» **What the task requires**
Output every entry exactly, from the first line to the last.

» **Excerpt from a dataset**
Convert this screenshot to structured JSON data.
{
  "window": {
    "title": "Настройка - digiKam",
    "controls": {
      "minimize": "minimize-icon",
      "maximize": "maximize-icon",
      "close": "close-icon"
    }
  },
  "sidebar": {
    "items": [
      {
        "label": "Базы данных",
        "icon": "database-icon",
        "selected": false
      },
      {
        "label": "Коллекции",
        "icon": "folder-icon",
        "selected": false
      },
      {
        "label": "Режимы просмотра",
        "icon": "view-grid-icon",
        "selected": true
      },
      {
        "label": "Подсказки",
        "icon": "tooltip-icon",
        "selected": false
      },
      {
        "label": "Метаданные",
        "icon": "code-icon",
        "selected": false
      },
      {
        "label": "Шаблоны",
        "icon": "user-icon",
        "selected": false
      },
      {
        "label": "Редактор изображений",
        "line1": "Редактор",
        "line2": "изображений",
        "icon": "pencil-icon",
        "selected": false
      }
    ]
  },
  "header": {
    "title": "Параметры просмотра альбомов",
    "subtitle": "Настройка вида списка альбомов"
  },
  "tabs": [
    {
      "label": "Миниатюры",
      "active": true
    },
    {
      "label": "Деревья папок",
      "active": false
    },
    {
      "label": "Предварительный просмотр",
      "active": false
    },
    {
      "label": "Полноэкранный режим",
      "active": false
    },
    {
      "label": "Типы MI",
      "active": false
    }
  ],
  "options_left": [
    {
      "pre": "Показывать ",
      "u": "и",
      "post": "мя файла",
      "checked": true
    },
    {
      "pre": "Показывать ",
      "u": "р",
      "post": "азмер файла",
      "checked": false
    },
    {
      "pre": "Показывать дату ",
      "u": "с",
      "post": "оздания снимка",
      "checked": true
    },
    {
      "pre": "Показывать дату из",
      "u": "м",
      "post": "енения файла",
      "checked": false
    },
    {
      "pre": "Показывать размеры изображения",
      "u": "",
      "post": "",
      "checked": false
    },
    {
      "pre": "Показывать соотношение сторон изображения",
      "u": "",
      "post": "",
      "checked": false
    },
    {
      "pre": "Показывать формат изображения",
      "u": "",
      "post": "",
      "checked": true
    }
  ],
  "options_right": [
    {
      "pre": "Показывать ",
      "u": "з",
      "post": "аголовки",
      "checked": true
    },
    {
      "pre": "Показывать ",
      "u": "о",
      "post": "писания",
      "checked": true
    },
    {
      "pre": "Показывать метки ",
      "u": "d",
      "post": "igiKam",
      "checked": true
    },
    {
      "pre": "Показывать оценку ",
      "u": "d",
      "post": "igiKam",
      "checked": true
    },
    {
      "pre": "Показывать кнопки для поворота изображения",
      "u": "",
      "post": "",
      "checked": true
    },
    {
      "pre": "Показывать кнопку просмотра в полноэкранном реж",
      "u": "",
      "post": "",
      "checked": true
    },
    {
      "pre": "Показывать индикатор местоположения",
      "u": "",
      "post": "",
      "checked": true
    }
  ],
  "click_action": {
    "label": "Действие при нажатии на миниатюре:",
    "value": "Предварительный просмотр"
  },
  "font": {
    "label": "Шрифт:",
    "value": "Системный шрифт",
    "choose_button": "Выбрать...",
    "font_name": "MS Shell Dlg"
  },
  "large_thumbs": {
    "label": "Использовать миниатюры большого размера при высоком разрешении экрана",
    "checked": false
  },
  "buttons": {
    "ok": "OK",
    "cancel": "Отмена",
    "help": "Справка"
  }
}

» **Solved exercise**
Convert this screenshot to structured JSON data.
{
  "window": {
    "title": "Настройка - digiKam",
    "controls": {
      "minimize": "minimize-icon",
      "maximize": "maximize-icon",
      "close": "close-icon"
    }
  },
  "sidebar": {
    "items": [
      {
        "label": "Базы данных",
        "icon": "database-icon",
        "selected": false
      },
      {
        "label": "Коллекции",
        "icon": "folder-icon",
        "selected": false
      },
      {
        "label": "Режимы просмотра",
        "icon": "view-grid-icon",
        "selected": true
      },
      {
        "label": "Подсказки",
        "icon": "tooltip-icon",
        "selected": false
      },
      {
        "label": "Метаданные",
        "icon": "code-icon",
        "selected": false
      },
      {
        "label": "Шаблоны",
        "icon": "user-icon",
        "selected": false
      },
      {
        "label": "Редактор изображений",
        "line1": "Редактор",
        "line2": "изображений",
        "icon": "pencil-icon",
        "selected": false
      }
    ]
  },
  "header": {
    "title": "Параметры просмотра альбомов",
    "subtitle": "Настройка вида списка альбомов"
  },
  "tabs": [
    {
      "label": "Миниатюры",
      "active": true
    },
    {
      "label": "Деревья папок",
      "active": false
    },
    {
      "label": "Предварительный просмотр",
      "active": false
    },
    {
      "label": "Полноэкранный режим",
      "active": false
    },
    {
      "label": "Типы MI",
      "active": false
    }
  ],
  "options_left": [
    {
      "pre": "Показывать ",
      "u": "и",
      "post": "мя файла",
      "checked": true
    },
    {
      "pre": "Показывать ",
      "u": "р",
      "post": "азмер файла",
      "checked": false
    },
    {
      "pre": "Показывать дату ",
      "u": "с",
      "post": "оздания снимка",
      "checked": true
    },
    {
      "pre": "Показывать дату из",
      "u": "м",
      "post": "енения файла",
      "checked": false
    },
    {
      "pre": "Показывать размеры изображения",
      "u": "",
      "post": "",
      "checked": false
    },
    {
      "pre": "Показывать соотношение сторон изображения",
      "u": "",
      "post": "",
      "checked": false
    },
    {
      "pre": "Показывать формат изображения",
      "u": "",
      "post": "",
      "checked": true
    }
  ],
  "options_right": [
    {
      "pre": "Показывать ",
      "u": "з",
      "post": "аголовки",
      "checked": true
    },
    {
      "pre": "Показывать ",
      "u": "о",
      "post": "писания",
      "checked": true
    },
    {
      "pre": "Показывать метки ",
      "u": "d",
      "post": "igiKam",
      "checked": true
    },
    {
      "pre": "Показывать оценку ",
      "u": "d",
      "post": "igiKam",
      "checked": true
    },
    {
      "pre": "Показывать кнопки для поворота изображения",
      "u": "",
      "post": "",
      "checked": true
    },
    {
      "pre": "Показывать кнопку просмотра в полноэкранном реж",
      "u": "",
      "post": "",
      "checked": true
    },
    {
      "pre": "Показывать индикатор местоположения",
      "u": "",
      "post": "",
      "checked": true
    }
  ],
  "click_action": {
    "label": "Действие при нажатии на миниатюре:",
    "value": "Предварительный просмотр"
  },
  "font": {
    "label": "Шрифт:",
    "value": "Системный шрифт",
    "choose_button": "Выбрать...",
    "font_name": "MS Shell Dlg"
  },
  "large_thumbs": {
    "label": "Использовать миниатюры большого размера при высоком разрешении экрана",
    "checked": false
  },
  "buttons": {
    "ok": "OK",
    "cancel": "Отмена",
    "help": "Справка"
  }
}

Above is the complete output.